Scan the material below for the string "Output", and copy every line where it shows up.

(Figure collection entries)

———

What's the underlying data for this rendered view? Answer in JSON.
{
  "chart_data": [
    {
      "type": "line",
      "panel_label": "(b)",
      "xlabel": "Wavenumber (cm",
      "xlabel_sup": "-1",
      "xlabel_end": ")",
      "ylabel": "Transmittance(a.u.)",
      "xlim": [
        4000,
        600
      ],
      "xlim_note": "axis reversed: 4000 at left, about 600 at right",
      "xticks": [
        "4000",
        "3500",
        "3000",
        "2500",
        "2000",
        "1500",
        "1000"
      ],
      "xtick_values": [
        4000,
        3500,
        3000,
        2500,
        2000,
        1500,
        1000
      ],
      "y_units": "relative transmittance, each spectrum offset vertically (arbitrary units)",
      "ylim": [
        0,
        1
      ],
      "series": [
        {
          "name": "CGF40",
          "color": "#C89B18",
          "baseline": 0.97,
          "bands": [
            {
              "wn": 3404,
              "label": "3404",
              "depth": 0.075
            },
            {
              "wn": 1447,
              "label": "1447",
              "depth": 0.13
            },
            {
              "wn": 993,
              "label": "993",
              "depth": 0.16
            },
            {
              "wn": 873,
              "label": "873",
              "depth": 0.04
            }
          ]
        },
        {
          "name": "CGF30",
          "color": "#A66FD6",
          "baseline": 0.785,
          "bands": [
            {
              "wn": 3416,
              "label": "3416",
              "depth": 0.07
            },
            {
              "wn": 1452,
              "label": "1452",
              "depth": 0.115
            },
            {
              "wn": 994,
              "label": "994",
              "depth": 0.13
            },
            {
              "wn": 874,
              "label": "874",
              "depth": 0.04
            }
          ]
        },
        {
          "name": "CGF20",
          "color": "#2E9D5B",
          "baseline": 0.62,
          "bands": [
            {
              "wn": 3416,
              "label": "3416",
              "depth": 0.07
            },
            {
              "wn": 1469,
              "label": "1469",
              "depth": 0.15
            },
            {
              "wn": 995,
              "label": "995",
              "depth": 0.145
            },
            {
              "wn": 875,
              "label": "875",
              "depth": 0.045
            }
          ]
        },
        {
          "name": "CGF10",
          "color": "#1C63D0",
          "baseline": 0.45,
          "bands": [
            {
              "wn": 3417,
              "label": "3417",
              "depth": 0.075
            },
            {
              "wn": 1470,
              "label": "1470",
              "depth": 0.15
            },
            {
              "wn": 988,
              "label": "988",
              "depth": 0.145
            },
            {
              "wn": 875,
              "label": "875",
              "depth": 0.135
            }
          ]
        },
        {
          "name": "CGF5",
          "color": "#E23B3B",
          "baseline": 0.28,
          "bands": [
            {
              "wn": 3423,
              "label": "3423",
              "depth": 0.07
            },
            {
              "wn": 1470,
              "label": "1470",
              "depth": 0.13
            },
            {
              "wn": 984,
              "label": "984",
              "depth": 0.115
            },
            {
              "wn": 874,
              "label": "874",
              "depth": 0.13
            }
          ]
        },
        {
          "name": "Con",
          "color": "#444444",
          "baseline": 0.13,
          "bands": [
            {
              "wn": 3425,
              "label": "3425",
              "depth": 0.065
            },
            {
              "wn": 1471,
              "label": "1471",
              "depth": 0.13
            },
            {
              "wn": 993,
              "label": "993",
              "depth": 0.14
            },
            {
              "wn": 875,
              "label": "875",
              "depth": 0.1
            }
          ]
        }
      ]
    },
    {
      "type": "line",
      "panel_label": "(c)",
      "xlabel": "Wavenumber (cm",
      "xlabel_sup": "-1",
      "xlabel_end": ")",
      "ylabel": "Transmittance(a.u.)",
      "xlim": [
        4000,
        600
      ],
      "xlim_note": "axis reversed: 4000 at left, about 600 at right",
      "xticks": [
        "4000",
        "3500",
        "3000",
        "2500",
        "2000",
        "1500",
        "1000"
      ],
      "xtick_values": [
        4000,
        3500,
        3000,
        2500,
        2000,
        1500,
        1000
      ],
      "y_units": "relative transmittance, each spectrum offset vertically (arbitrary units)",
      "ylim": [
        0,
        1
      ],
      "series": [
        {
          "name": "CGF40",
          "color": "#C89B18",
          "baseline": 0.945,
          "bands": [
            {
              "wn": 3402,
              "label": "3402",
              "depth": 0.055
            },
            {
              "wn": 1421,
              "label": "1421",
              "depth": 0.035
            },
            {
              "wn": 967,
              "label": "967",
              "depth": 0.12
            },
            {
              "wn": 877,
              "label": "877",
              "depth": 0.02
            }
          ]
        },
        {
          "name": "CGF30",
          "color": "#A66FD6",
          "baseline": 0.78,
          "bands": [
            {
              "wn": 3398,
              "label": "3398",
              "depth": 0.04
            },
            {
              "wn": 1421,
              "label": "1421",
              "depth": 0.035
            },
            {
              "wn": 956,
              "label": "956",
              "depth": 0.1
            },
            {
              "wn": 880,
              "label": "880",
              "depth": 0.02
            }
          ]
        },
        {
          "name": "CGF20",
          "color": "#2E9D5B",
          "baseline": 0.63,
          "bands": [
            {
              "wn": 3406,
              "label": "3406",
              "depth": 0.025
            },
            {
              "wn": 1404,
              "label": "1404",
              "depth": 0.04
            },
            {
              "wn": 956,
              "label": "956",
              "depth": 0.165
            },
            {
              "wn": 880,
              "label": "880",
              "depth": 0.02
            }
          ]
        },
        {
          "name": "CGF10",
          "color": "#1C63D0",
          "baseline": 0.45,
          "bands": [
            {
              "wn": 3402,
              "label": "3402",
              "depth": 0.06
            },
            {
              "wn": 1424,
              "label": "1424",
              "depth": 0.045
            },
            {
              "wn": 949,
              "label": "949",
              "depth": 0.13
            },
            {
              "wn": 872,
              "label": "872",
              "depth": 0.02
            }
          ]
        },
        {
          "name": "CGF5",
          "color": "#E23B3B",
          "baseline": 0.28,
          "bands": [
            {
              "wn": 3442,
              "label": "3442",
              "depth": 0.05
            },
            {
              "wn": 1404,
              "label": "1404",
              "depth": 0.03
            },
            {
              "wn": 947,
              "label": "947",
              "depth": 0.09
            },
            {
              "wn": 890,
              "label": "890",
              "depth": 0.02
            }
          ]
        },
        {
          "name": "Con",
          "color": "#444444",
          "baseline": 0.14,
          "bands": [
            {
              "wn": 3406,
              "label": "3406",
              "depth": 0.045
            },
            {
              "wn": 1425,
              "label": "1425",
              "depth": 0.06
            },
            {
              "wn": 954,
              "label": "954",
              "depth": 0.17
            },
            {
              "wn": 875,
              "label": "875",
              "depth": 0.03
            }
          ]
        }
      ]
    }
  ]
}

———

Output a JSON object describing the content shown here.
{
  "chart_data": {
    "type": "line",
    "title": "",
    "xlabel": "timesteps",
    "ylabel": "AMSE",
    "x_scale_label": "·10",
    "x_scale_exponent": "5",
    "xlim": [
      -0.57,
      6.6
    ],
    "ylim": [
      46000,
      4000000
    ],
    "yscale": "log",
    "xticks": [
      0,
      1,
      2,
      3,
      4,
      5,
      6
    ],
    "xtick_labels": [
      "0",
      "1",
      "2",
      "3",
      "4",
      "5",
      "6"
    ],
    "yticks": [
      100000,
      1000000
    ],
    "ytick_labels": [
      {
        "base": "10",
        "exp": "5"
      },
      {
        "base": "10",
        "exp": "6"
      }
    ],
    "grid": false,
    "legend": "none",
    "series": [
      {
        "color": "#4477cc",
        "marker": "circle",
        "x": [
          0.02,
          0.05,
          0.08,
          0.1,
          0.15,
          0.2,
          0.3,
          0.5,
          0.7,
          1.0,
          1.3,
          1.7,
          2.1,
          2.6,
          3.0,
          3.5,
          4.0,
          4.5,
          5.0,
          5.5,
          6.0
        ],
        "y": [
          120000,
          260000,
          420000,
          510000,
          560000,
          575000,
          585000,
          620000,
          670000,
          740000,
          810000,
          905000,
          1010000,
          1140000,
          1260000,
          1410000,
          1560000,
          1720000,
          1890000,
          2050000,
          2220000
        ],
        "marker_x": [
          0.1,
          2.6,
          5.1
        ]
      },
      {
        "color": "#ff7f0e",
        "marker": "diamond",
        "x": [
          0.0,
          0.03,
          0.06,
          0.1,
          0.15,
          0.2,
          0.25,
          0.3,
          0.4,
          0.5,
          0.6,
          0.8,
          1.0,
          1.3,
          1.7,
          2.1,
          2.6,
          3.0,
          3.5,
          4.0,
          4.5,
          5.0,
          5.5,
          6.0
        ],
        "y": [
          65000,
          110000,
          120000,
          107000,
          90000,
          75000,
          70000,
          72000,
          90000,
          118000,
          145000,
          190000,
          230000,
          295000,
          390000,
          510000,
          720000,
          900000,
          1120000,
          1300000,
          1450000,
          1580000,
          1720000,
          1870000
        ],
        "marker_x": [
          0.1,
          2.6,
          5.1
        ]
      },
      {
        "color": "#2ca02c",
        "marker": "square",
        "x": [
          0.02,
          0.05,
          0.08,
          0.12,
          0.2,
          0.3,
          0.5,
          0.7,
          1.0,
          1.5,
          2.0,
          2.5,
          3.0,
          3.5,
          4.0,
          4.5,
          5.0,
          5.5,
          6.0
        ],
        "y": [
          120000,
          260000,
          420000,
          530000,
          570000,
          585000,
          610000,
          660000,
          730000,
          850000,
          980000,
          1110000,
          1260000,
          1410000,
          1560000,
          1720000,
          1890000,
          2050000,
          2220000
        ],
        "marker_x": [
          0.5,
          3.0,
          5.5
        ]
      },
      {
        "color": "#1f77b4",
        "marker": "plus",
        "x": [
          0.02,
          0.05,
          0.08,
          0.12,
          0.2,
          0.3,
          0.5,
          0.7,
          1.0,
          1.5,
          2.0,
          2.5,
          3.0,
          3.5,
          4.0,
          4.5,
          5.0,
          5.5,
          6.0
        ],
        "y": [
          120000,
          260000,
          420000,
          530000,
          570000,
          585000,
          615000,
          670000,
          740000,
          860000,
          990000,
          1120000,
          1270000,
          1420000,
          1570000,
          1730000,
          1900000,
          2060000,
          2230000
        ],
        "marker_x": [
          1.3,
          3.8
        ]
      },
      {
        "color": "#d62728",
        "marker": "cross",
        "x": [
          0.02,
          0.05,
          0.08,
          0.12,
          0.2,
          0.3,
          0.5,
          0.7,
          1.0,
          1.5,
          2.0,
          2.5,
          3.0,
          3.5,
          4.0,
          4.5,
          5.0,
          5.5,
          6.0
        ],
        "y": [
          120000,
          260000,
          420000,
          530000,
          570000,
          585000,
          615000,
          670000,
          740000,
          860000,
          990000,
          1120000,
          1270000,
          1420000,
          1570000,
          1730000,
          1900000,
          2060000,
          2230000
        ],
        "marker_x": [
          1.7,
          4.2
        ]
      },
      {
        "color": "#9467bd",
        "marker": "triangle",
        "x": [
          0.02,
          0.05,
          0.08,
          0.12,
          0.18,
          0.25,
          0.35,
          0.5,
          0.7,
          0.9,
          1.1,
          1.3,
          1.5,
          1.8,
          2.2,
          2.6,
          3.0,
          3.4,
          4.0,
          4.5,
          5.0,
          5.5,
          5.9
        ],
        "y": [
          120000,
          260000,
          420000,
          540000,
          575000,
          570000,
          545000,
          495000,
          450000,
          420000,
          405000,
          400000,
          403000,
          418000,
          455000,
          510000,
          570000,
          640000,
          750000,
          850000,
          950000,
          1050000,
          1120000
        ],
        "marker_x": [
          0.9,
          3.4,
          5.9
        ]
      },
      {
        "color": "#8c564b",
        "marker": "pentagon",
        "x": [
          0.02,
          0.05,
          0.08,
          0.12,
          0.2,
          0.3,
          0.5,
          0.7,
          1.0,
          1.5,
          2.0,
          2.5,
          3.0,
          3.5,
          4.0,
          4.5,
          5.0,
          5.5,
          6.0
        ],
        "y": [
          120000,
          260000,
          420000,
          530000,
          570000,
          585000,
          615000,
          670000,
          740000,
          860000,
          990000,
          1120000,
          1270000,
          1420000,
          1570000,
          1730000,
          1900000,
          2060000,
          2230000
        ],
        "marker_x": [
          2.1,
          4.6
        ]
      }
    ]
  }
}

———

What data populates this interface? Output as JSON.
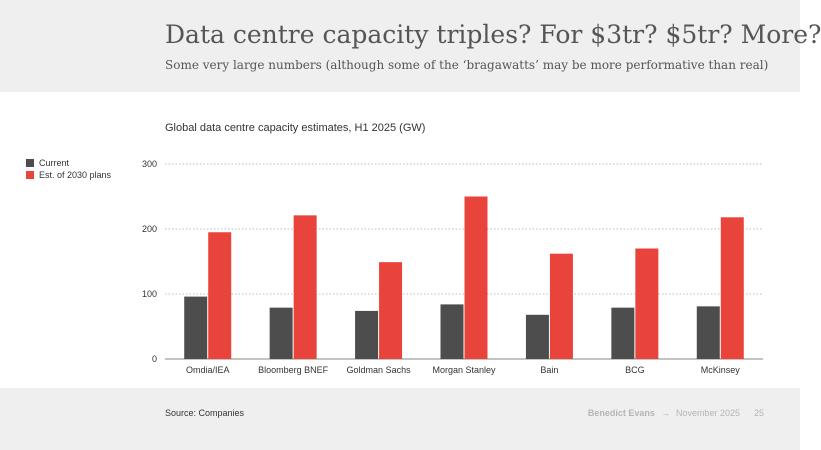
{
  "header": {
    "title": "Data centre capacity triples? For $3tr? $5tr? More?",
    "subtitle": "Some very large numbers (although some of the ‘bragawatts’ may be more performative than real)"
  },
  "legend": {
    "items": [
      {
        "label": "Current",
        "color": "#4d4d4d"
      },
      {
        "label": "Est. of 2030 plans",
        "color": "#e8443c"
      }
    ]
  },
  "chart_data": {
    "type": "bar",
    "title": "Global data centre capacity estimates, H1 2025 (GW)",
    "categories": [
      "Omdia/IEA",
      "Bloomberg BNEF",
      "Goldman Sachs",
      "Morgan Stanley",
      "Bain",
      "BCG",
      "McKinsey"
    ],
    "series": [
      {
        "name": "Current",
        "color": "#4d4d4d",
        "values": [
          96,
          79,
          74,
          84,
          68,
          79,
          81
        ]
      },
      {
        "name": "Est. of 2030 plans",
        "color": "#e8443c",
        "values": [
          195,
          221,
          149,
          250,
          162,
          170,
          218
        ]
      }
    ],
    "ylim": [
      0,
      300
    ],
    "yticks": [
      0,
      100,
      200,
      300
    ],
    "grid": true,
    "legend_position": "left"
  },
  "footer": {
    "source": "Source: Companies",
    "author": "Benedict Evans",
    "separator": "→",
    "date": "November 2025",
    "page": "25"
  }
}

———

> **Result for this exercise**:
Output a JSON object describing the content shown here.
What data populates this interface? Output as JSON.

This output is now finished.